Dataset records
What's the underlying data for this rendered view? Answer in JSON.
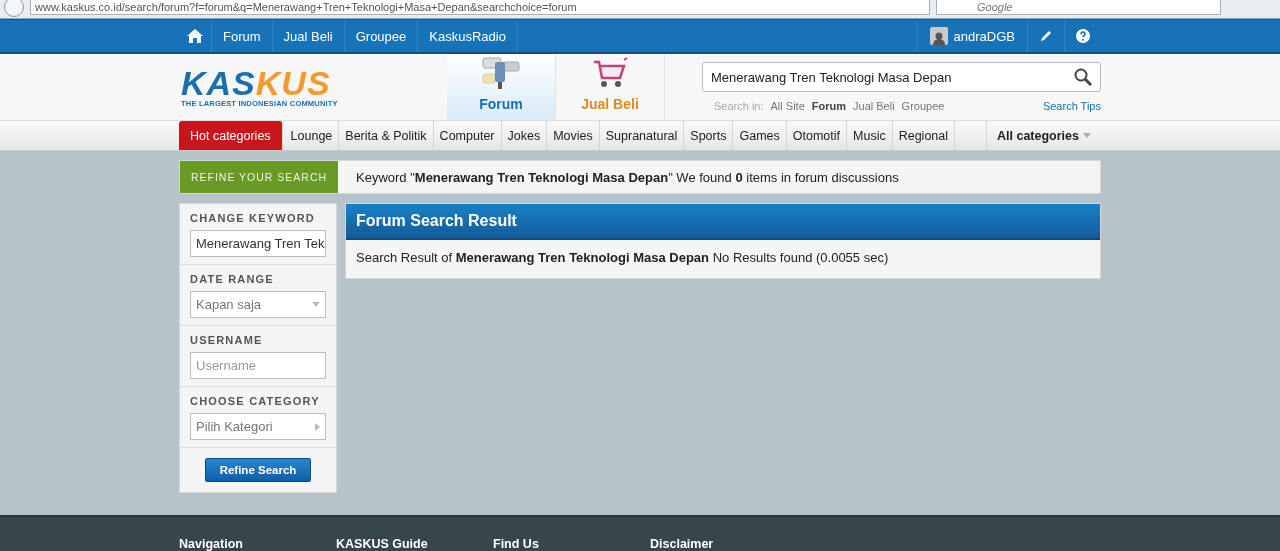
{
  "browser": {
    "url": "www.kaskus.co.id/search/forum?f=forum&q=Menerawang+Tren+Teknologi+Masa+Depan&searchchoice=forum",
    "search_placeholder": "Google"
  },
  "top_nav": {
    "items": [
      "Forum",
      "Jual Beli",
      "Groupee",
      "KaskusRadio"
    ],
    "username": "andraDGB"
  },
  "logo": {
    "first": "KAS",
    "second": "KUS",
    "tagline": "THE LARGEST INDONESIAN COMMUNITY"
  },
  "sections": [
    {
      "label": "Forum",
      "selected": true
    },
    {
      "label": "Jual Beli",
      "selected": false
    }
  ],
  "search": {
    "value": "Menerawang Tren Teknologi Masa Depan",
    "scope_label": "Search in:",
    "scopes": [
      {
        "label": "All Site",
        "selected": false
      },
      {
        "label": "Forum",
        "selected": true
      },
      {
        "label": "Jual Beli",
        "selected": false
      },
      {
        "label": "Groupee",
        "selected": false
      }
    ],
    "tips": "Search Tips"
  },
  "categories": [
    {
      "label": "Hot categories",
      "kind": "hot"
    },
    {
      "label": "Lounge",
      "kind": "item"
    },
    {
      "label": "Berita & Politik",
      "kind": "item"
    },
    {
      "label": "Computer",
      "kind": "item"
    },
    {
      "label": "Jokes",
      "kind": "item"
    },
    {
      "label": "Movies",
      "kind": "item"
    },
    {
      "label": "Supranatural",
      "kind": "item"
    },
    {
      "label": "Sports",
      "kind": "item"
    },
    {
      "label": "Games",
      "kind": "item"
    },
    {
      "label": "Otomotif",
      "kind": "item"
    },
    {
      "label": "Music",
      "kind": "item"
    },
    {
      "label": "Regional",
      "kind": "item"
    },
    {
      "label": "All categories",
      "kind": "all"
    }
  ],
  "refine_tab": "REFINE YOUR SEARCH",
  "summary": "Keyword \"**Menerawang Tren Teknologi Masa Depan**\" We found **0** items in forum discussions",
  "filters": [
    {
      "label": "CHANGE KEYWORD",
      "kind": "text",
      "value": "Menerawang Tren Tek"
    },
    {
      "label": "DATE RANGE",
      "kind": "select",
      "value": "Kapan saja"
    },
    {
      "label": "USERNAME",
      "kind": "text",
      "placeholder": "Username"
    },
    {
      "label": "CHOOSE CATEGORY",
      "kind": "menu",
      "value": "Pilih Kategori"
    }
  ],
  "refine_button": "Refine Search",
  "result": {
    "title": "Forum Search Result",
    "text": "Search Result of **Menerawang Tren Teknologi Masa Depan** No Results found (0.0055 sec)"
  },
  "footer": [
    "Navigation",
    "KASKUS Guide",
    "Find Us",
    "Disclaimer"
  ]
}
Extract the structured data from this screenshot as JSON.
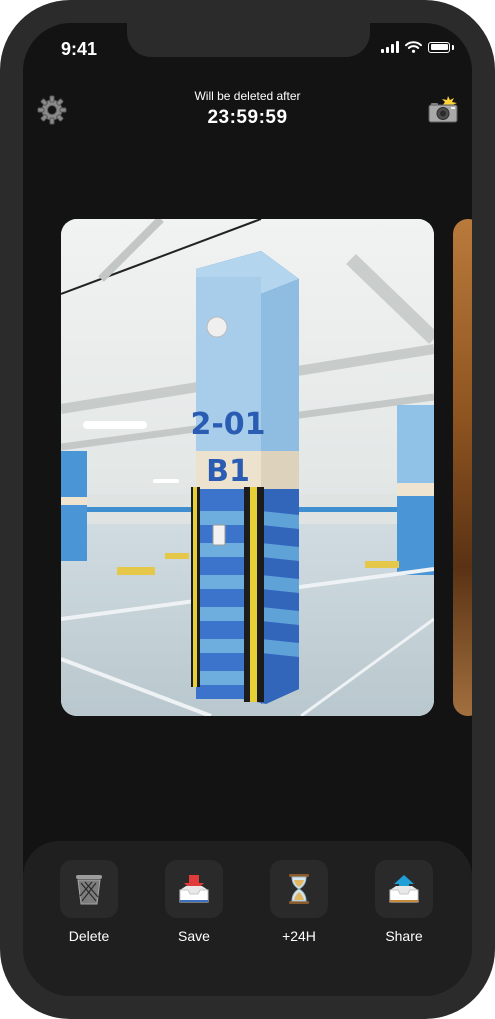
{
  "status_bar": {
    "time": "9:41"
  },
  "header": {
    "caption": "Will be deleted after",
    "timer": "23:59:59",
    "settings_icon": "gear-icon",
    "camera_icon": "camera-flash-icon"
  },
  "photo": {
    "pillar_number": "2-01",
    "pillar_level": "B1"
  },
  "actions": [
    {
      "label": "Delete",
      "icon": "trash-icon"
    },
    {
      "label": "Save",
      "icon": "inbox-download-icon"
    },
    {
      "label": "+24H",
      "icon": "hourglass-icon"
    },
    {
      "label": "Share",
      "icon": "outbox-upload-icon"
    }
  ],
  "colors": {
    "background": "#131313",
    "frame": "#2b2b2b",
    "toolbar": "#1f1f1f",
    "tile": "#2a2a2a",
    "text": "#ffffff"
  }
}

Your instructions
Show, from the material above, each line that includes the string "Jual".

Output below
      "Jual Beli",
      "label": "Jual Beli",
        "label": "Jual Beli",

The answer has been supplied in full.